DATA RECORDS:

____________

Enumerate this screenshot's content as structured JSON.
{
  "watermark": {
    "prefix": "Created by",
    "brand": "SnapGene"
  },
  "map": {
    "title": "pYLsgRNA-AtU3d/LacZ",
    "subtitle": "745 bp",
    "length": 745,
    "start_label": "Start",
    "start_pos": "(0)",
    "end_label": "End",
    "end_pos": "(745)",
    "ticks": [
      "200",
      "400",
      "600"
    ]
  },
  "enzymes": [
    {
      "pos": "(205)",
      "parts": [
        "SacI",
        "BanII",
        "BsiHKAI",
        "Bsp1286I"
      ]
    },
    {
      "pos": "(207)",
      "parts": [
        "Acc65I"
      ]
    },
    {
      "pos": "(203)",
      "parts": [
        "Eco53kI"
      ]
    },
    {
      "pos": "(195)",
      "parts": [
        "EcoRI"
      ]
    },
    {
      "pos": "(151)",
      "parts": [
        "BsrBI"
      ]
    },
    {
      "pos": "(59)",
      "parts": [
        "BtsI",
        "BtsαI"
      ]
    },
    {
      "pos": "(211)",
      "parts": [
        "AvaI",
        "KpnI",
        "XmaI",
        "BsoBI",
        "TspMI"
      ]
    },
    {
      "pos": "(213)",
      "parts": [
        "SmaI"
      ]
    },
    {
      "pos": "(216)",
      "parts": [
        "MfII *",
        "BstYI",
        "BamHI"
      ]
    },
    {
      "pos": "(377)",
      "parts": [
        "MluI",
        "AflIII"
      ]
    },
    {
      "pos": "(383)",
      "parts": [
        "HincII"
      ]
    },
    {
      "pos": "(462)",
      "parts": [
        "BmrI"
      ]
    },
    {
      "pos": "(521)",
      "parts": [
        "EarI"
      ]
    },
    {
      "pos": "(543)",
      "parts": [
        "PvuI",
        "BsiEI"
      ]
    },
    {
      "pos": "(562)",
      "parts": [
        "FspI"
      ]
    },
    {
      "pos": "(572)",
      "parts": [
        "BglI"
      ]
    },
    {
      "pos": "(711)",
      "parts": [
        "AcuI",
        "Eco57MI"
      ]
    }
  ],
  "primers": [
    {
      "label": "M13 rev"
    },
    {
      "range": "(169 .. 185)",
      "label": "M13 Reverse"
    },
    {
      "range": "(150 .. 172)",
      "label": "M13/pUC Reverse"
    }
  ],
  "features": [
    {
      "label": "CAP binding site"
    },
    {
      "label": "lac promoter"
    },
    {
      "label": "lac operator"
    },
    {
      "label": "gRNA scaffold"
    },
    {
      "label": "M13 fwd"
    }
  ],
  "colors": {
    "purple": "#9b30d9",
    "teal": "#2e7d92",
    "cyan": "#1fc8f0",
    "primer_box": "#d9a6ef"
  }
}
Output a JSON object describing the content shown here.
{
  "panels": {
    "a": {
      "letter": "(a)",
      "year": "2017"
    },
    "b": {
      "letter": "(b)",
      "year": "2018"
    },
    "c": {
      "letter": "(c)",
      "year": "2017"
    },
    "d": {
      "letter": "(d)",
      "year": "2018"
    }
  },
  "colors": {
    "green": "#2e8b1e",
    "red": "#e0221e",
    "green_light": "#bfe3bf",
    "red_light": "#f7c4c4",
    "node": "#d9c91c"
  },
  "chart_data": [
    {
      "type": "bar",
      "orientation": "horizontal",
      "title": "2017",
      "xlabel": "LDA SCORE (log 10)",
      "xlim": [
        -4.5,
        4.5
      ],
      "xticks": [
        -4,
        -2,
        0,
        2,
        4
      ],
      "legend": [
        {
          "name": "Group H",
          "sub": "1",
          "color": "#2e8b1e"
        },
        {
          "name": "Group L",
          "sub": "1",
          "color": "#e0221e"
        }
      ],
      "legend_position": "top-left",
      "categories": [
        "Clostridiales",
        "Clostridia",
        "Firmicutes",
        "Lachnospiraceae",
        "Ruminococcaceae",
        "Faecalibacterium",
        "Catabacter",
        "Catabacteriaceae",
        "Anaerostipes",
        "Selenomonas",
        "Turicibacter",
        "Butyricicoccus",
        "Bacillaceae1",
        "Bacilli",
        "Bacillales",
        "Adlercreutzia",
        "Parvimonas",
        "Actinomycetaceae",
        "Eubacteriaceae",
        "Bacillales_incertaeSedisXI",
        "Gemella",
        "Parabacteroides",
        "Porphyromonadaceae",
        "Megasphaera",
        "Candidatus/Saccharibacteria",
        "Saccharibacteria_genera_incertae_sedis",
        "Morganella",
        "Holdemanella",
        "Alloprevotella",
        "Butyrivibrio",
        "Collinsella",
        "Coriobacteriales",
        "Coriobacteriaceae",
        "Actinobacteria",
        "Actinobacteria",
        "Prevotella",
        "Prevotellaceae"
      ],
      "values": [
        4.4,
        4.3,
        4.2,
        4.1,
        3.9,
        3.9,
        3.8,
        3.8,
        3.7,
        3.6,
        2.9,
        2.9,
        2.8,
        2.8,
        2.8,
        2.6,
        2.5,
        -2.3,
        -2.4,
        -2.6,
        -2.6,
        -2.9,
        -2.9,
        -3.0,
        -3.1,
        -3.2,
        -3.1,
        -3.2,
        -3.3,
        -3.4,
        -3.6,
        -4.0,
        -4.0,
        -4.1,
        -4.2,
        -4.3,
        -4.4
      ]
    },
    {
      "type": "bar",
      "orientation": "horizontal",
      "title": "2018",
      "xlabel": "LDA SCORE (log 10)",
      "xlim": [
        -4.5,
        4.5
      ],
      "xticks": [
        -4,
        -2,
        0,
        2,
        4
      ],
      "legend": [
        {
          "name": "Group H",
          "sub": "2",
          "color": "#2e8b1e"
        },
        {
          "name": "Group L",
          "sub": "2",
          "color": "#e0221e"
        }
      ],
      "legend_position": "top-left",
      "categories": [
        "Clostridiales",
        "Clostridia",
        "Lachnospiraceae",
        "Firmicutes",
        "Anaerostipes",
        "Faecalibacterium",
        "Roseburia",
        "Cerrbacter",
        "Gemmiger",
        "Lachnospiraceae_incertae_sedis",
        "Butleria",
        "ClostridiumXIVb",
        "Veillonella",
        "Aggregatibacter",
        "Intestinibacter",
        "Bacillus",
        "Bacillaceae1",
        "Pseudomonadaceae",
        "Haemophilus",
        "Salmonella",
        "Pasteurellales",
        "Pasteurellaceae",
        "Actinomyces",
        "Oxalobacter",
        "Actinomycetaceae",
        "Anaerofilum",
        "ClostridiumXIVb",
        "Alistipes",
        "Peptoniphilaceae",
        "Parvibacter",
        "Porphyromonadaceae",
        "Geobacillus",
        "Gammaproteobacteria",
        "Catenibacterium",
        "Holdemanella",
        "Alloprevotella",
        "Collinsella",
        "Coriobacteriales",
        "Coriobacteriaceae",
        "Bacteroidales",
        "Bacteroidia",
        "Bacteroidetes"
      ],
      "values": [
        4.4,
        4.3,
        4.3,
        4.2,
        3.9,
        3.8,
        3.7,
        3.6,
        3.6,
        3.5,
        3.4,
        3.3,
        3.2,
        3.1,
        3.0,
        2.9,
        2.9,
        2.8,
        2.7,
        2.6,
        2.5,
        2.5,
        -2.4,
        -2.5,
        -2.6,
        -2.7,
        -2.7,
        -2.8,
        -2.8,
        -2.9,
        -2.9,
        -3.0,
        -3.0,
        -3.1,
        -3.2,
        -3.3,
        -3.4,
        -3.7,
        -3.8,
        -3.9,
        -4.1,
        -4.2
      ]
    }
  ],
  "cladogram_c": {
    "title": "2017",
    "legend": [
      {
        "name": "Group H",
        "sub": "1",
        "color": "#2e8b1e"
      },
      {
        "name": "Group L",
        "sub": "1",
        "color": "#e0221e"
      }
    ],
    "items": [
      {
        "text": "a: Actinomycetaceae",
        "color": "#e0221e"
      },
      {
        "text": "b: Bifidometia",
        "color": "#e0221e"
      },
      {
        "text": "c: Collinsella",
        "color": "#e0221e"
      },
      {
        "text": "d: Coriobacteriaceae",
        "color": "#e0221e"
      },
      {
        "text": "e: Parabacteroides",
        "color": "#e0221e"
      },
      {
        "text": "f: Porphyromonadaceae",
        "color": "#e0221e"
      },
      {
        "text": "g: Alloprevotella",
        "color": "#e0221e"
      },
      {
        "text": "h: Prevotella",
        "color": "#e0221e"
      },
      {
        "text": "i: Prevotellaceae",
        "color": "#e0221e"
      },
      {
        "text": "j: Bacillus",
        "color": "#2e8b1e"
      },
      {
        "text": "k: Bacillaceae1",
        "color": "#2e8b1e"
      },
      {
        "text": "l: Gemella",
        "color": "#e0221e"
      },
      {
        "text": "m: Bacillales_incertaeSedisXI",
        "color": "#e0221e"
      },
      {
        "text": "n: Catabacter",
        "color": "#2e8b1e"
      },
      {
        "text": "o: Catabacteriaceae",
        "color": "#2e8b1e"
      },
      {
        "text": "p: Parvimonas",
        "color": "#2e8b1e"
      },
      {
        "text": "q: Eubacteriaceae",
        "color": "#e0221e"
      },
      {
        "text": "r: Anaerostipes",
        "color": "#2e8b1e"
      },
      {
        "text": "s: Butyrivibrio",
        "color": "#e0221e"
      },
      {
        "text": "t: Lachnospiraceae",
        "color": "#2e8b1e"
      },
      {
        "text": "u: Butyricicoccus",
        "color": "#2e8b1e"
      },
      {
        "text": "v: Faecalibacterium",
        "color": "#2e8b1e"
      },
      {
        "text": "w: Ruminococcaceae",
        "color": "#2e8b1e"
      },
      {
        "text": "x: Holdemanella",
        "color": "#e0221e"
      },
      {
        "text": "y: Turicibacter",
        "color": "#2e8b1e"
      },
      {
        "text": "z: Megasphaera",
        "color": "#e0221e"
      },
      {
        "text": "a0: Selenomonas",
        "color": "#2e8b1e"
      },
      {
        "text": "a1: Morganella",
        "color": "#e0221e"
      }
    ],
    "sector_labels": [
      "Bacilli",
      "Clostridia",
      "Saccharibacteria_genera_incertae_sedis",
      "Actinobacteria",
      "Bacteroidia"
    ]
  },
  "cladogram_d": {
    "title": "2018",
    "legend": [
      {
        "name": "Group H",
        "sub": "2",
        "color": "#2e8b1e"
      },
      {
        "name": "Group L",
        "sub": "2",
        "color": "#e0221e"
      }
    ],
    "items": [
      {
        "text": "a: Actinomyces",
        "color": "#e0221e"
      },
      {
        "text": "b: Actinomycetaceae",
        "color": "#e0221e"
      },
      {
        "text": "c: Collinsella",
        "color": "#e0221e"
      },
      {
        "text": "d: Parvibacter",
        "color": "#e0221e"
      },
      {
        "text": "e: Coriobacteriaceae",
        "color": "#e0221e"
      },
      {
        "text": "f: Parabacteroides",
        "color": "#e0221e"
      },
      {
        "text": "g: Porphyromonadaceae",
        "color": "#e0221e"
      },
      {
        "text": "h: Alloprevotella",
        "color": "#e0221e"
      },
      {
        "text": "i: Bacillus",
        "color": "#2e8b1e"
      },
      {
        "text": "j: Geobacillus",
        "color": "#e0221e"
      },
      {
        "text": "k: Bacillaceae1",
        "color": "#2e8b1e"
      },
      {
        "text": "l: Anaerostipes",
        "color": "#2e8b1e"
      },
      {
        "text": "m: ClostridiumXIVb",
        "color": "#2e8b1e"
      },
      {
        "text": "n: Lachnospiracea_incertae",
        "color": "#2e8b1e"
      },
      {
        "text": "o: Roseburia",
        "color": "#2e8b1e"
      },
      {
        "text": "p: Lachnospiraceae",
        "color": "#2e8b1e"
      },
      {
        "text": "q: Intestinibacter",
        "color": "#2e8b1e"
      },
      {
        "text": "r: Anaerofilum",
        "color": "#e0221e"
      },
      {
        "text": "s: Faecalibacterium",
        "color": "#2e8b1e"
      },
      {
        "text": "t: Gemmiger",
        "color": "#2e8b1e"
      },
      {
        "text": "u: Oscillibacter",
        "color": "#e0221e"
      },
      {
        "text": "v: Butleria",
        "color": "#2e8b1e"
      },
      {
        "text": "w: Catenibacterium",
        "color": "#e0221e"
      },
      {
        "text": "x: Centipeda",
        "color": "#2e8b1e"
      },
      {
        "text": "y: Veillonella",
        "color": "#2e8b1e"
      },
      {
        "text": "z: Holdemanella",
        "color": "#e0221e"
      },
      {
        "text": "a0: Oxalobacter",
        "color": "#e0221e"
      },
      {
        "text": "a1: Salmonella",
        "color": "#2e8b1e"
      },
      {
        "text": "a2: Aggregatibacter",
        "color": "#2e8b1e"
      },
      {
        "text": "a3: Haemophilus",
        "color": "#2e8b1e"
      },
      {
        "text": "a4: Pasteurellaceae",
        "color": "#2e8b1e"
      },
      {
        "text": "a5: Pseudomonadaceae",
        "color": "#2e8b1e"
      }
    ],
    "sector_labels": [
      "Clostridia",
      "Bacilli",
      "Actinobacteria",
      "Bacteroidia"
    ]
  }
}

____________

WHAT IS NEEDED:
Look over the records above, and wherever a line contains the string "JSON", copy that line.

SOLUTION TO THIS EXERCISE:
Enumerate this screenshot's content as structured JSON.
Output a JSON object describing the content shown here.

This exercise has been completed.